DATASET RECORDS ▸
####################

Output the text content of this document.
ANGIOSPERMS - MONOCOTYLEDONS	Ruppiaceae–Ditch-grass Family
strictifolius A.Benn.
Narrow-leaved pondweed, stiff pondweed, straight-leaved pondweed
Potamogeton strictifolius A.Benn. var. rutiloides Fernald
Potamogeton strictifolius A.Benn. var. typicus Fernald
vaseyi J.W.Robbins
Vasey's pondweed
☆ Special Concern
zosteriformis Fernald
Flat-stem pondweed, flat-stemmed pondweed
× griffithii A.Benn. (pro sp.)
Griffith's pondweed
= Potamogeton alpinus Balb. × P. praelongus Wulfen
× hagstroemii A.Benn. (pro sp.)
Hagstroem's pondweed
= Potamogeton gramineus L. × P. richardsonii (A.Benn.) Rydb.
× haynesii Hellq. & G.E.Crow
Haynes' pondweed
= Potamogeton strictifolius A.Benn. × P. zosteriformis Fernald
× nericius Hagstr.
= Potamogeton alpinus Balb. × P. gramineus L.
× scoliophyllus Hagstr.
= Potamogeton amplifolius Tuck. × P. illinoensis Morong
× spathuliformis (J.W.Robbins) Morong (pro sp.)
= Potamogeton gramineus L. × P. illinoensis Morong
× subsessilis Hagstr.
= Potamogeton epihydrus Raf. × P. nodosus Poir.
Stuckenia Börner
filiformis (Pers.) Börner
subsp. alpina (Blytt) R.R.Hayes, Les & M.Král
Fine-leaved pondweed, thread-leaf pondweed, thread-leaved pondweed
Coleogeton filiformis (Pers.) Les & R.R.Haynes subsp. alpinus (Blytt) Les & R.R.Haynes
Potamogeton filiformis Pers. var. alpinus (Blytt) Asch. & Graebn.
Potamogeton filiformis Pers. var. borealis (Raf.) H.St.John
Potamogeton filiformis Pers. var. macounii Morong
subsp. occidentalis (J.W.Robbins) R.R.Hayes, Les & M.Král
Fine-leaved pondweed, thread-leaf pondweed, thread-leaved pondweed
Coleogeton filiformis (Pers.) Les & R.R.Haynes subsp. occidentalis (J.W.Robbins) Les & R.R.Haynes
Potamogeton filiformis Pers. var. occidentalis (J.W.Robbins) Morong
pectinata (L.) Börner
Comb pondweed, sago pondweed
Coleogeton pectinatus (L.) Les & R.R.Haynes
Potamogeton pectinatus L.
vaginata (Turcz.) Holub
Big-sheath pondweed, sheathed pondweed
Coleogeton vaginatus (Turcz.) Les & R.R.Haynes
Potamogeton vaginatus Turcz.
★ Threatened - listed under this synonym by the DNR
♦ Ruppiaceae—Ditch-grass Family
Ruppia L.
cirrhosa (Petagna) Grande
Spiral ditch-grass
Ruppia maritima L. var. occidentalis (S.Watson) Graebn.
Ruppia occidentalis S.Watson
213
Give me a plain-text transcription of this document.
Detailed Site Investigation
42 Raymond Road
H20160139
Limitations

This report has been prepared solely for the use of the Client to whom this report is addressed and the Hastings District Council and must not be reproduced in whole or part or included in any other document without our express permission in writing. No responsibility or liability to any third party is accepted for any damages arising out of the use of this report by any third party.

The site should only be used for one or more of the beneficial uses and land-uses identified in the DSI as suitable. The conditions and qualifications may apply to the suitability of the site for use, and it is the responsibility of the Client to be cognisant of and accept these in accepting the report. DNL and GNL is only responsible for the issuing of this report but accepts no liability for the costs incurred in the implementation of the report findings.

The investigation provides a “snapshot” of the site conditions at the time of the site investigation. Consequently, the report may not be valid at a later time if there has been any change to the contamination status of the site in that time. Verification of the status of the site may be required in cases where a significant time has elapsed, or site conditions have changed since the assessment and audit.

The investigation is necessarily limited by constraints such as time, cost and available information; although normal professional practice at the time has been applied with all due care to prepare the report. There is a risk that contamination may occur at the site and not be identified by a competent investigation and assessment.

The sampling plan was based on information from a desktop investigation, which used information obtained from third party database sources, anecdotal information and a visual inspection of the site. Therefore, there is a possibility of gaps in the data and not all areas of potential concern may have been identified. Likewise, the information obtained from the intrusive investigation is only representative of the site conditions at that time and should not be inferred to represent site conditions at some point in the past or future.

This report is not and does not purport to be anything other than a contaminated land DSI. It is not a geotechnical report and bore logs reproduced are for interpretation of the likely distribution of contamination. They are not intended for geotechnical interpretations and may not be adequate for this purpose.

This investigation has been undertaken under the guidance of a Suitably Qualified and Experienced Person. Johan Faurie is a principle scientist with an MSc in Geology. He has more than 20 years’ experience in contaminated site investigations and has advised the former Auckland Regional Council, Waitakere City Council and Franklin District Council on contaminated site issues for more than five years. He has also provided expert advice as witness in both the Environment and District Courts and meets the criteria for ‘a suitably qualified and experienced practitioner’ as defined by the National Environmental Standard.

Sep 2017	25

####################

YOUR OBJECTIVE ▸ Transcribe every entry exactly, omitting nothing.

COMPLETE RESPONSE ▸
Output the text content of this document.
ANGIOSPERMS - MONOCOTYLEDONS	Ruppiaceae–Ditch-grass Family
strictifolius A.Benn.
Narrow-leaved pondweed, stiff pondweed, straight-leaved pondweed
Potamogeton strictifolius A.Benn. var. rutiloides Fernald
Potamogeton strictifolius A.Benn. var. typicus Fernald
vaseyi J.W.Robbins
Vasey's pondweed
☆ Special Concern
zosteriformis Fernald
Flat-stem pondweed, flat-stemmed pondweed
× griffithii A.Benn. (pro sp.)
Griffith's pondweed
= Potamogeton alpinus Balb. × P. praelongus Wulfen
× hagstroemii A.Benn. (pro sp.)
Hagstroem's pondweed
= Potamogeton gramineus L. × P. richardsonii (A.Benn.) Rydb.
× haynesii Hellq. & G.E.Crow
Haynes' pondweed
= Potamogeton strictifolius A.Benn. × P. zosteriformis Fernald
× nericius Hagstr.
= Potamogeton alpinus Balb. × P. gramineus L.
× scoliophyllus Hagstr.
= Potamogeton amplifolius Tuck. × P. illinoensis Morong
× spathuliformis (J.W.Robbins) Morong (pro sp.)
= Potamogeton gramineus L. × P. illinoensis Morong
× subsessilis Hagstr.
= Potamogeton epihydrus Raf. × P. nodosus Poir.
Stuckenia Börner
filiformis (Pers.) Börner
subsp. alpina (Blytt) R.R.Hayes, Les & M.Král
Fine-leaved pondweed, thread-leaf pondweed, thread-leaved pondweed
Coleogeton filiformis (Pers.) Les & R.R.Haynes subsp. alpinus (Blytt) Les & R.R.Haynes
Potamogeton filiformis Pers. var. alpinus (Blytt) Asch. & Graebn.
Potamogeton filiformis Pers. var. borealis (Raf.) H.St.John
Potamogeton filiformis Pers. var. macounii Morong
subsp. occidentalis (J.W.Robbins) R.R.Hayes, Les & M.Král
Fine-leaved pondweed, thread-leaf pondweed, thread-leaved pondweed
Coleogeton filiformis (Pers.) Les & R.R.Haynes subsp. occidentalis (J.W.Robbins) Les & R.R.Haynes
Potamogeton filiformis Pers. var. occidentalis (J.W.Robbins) Morong
pectinata (L.) Börner
Comb pondweed, sago pondweed
Coleogeton pectinatus (L.) Les & R.R.Haynes
Potamogeton pectinatus L.
vaginata (Turcz.) Holub
Big-sheath pondweed, sheathed pondweed
Coleogeton vaginatus (Turcz.) Les & R.R.Haynes
Potamogeton vaginatus Turcz.
★ Threatened - listed under this synonym by the DNR
♦ Ruppiaceae—Ditch-grass Family
Ruppia L.
cirrhosa (Petagna) Grande
Spiral ditch-grass
Ruppia maritima L. var. occidentalis (S.Watson) Graebn.
Ruppia occidentalis S.Watson
213
Give me a plain-text transcription of this document.
Detailed Site Investigation
42 Raymond Road
H20160139
Limitations

This report has been prepared solely for the use of the Client to whom this report is addressed and the Hastings District Council and must not be reproduced in whole or part or included in any other document without our express permission in writing. No responsibility or liability to any third party is accepted for any damages arising out of the use of this report by any third party.

The site should only be used for one or more of the beneficial uses and land-uses identified in the DSI as suitable. The conditions and qualifications may apply to the suitability of the site for use, and it is the responsibility of the Client to be cognisant of and accept these in accepting the report. DNL and GNL is only responsible for the issuing of this report but accepts no liability for the costs incurred in the implementation of the report findings.

The investigation provides a “snapshot” of the site conditions at the time of the site investigation. Consequently, the report may not be valid at a later time if there has been any change to the contamination status of the site in that time. Verification of the status of the site may be required in cases where a significant time has elapsed, or site conditions have changed since the assessment and audit.

The investigation is necessarily limited by constraints such as time, cost and available information; although normal professional practice at the time has been applied with all due care to prepare the report. There is a risk that contamination may occur at the site and not be identified by a competent investigation and assessment.

The sampling plan was based on information from a desktop investigation, which used information obtained from third party database sources, anecdotal information and a visual inspection of the site. Therefore, there is a possibility of gaps in the data and not all areas of potential concern may have been identified. Likewise, the information obtained from the intrusive investigation is only representative of the site conditions at that time and should not be inferred to represent site conditions at some point in the past or future.

This report is not and does not purport to be anything other than a contaminated land DSI. It is not a geotechnical report and bore logs reproduced are for interpretation of the likely distribution of contamination. They are not intended for geotechnical interpretations and may not be adequate for this purpose.

This investigation has been undertaken under the guidance of a Suitably Qualified and Experienced Person. Johan Faurie is a principle scientist with an MSc in Geology. He has more than 20 years’ experience in contaminated site investigations and has advised the former Auckland Regional Council, Waitakere City Council and Franklin District Council on contaminated site issues for more than five years. He has also provided expert advice as witness in both the Environment and District Courts and meets the criteria for ‘a suitably qualified and experienced practitioner’ as defined by the National Environmental Standard.

Sep 2017	25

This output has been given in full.